Short problem →
Retype everything in the listing, leaving each line exactly as it is.

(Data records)
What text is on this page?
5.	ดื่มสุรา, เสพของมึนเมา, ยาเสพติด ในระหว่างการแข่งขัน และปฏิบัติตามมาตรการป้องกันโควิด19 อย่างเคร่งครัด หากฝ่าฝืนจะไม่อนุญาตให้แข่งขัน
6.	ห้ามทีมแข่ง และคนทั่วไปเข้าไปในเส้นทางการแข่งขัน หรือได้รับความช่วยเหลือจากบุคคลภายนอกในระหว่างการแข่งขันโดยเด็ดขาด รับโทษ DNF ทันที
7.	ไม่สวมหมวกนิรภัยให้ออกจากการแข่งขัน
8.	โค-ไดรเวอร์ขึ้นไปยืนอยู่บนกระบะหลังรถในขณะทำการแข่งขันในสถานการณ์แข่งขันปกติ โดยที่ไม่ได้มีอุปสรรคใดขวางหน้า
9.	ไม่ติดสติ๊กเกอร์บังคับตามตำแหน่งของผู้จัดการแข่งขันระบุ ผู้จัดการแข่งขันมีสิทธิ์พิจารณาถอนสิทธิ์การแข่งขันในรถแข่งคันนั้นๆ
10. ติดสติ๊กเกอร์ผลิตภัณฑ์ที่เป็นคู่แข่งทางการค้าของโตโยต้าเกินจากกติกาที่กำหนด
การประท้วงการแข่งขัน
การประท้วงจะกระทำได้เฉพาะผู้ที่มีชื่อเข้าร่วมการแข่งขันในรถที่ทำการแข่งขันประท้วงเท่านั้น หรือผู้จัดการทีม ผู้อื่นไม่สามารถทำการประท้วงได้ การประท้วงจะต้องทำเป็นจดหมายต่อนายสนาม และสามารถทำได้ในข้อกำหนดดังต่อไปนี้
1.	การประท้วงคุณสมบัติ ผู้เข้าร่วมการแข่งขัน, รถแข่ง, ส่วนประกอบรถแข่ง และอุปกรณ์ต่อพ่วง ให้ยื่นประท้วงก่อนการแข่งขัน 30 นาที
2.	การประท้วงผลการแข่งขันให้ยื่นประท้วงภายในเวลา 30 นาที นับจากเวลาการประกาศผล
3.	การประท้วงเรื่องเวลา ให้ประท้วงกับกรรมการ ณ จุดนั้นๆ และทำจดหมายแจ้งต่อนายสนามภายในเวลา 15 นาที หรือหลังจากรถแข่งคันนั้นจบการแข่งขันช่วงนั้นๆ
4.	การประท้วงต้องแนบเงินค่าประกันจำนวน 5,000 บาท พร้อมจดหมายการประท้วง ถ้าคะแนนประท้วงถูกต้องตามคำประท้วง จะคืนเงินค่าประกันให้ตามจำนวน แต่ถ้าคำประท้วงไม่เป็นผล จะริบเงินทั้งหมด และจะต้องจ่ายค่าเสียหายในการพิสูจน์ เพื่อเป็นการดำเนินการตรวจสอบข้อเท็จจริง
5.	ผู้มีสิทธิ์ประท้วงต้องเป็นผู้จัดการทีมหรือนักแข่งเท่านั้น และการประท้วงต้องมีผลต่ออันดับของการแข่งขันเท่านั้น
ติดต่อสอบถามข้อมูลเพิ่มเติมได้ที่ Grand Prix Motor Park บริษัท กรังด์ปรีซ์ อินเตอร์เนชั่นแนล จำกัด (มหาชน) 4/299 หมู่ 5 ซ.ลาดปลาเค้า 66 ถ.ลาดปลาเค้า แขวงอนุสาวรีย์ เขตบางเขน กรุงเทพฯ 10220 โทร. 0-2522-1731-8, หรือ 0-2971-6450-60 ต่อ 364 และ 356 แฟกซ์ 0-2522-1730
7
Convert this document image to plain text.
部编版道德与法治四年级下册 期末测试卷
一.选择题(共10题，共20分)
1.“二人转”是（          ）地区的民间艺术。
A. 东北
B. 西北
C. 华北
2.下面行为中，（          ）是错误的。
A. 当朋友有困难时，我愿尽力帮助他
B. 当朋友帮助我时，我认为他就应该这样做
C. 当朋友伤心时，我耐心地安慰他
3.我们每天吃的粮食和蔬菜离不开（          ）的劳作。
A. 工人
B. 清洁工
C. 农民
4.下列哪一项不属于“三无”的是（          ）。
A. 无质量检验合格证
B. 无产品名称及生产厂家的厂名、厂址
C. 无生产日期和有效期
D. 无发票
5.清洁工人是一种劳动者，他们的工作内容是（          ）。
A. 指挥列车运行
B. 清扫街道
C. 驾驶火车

Result of this task →
What text is on this page?
5.	ดื่มสุรา, เสพของมึนเมา, ยาเสพติด ในระหว่างการแข่งขัน และปฏิบัติตามมาตรการป้องกันโควิด19 อย่างเคร่งครัด หากฝ่าฝืนจะไม่อนุญาตให้แข่งขัน
6.	ห้ามทีมแข่ง และคนทั่วไปเข้าไปในเส้นทางการแข่งขัน หรือได้รับความช่วยเหลือจากบุคคลภายนอกในระหว่างการแข่งขันโดยเด็ดขาด รับโทษ DNF ทันที
7.	ไม่สวมหมวกนิรภัยให้ออกจากการแข่งขัน
8.	โค-ไดรเวอร์ขึ้นไปยืนอยู่บนกระบะหลังรถในขณะทำการแข่งขันในสถานการณ์แข่งขันปกติ โดยที่ไม่ได้มีอุปสรรคใดขวางหน้า
9.	ไม่ติดสติ๊กเกอร์บังคับตามตำแหน่งของผู้จัดการแข่งขันระบุ ผู้จัดการแข่งขันมีสิทธิ์พิจารณาถอนสิทธิ์การแข่งขันในรถแข่งคันนั้นๆ
10. ติดสติ๊กเกอร์ผลิตภัณฑ์ที่เป็นคู่แข่งทางการค้าของโตโยต้าเกินจากกติกาที่กำหนด
การประท้วงการแข่งขัน
การประท้วงจะกระทำได้เฉพาะผู้ที่มีชื่อเข้าร่วมการแข่งขันในรถที่ทำการแข่งขันประท้วงเท่านั้น หรือผู้จัดการทีม ผู้อื่นไม่สามารถทำการประท้วงได้ การประท้วงจะต้องทำเป็นจดหมายต่อนายสนาม และสามารถทำได้ในข้อกำหนดดังต่อไปนี้
1.	การประท้วงคุณสมบัติ ผู้เข้าร่วมการแข่งขัน, รถแข่ง, ส่วนประกอบรถแข่ง และอุปกรณ์ต่อพ่วง ให้ยื่นประท้วงก่อนการแข่งขัน 30 นาที
2.	การประท้วงผลการแข่งขันให้ยื่นประท้วงภายในเวลา 30 นาที นับจากเวลาการประกาศผล
3.	การประท้วงเรื่องเวลา ให้ประท้วงกับกรรมการ ณ จุดนั้นๆ และทำจดหมายแจ้งต่อนายสนามภายในเวลา 15 นาที หรือหลังจากรถแข่งคันนั้นจบการแข่งขันช่วงนั้นๆ
4.	การประท้วงต้องแนบเงินค่าประกันจำนวน 5,000 บาท พร้อมจดหมายการประท้วง ถ้าคะแนนประท้วงถูกต้องตามคำประท้วง จะคืนเงินค่าประกันให้ตามจำนวน แต่ถ้าคำประท้วงไม่เป็นผล จะริบเงินทั้งหมด และจะต้องจ่ายค่าเสียหายในการพิสูจน์ เพื่อเป็นการดำเนินการตรวจสอบข้อเท็จจริง
5.	ผู้มีสิทธิ์ประท้วงต้องเป็นผู้จัดการทีมหรือนักแข่งเท่านั้น และการประท้วงต้องมีผลต่ออันดับของการแข่งขันเท่านั้น
ติดต่อสอบถามข้อมูลเพิ่มเติมได้ที่ Grand Prix Motor Park บริษัท กรังด์ปรีซ์ อินเตอร์เนชั่นแนล จำกัด (มหาชน) 4/299 หมู่ 5 ซ.ลาดปลาเค้า 66 ถ.ลาดปลาเค้า แขวงอนุสาวรีย์ เขตบางเขน กรุงเทพฯ 10220 โทร. 0-2522-1731-8, หรือ 0-2971-6450-60 ต่อ 364 และ 356 แฟกซ์ 0-2522-1730
7
Convert this document image to plain text.
部编版道德与法治四年级下册 期末测试卷
一.选择题(共10题，共20分)
1.“二人转”是（          ）地区的民间艺术。
A. 东北
B. 西北
C. 华北
2.下面行为中，（          ）是错误的。
A. 当朋友有困难时，我愿尽力帮助他
B. 当朋友帮助我时，我认为他就应该这样做
C. 当朋友伤心时，我耐心地安慰他
3.我们每天吃的粮食和蔬菜离不开（          ）的劳作。
A. 工人
B. 清洁工
C. 农民
4.下列哪一项不属于“三无”的是（          ）。
A. 无质量检验合格证
B. 无产品名称及生产厂家的厂名、厂址
C. 无生产日期和有效期
D. 无发票
5.清洁工人是一种劳动者，他们的工作内容是（          ）。
A. 指挥列车运行
B. 清扫街道
C. 驾驶火车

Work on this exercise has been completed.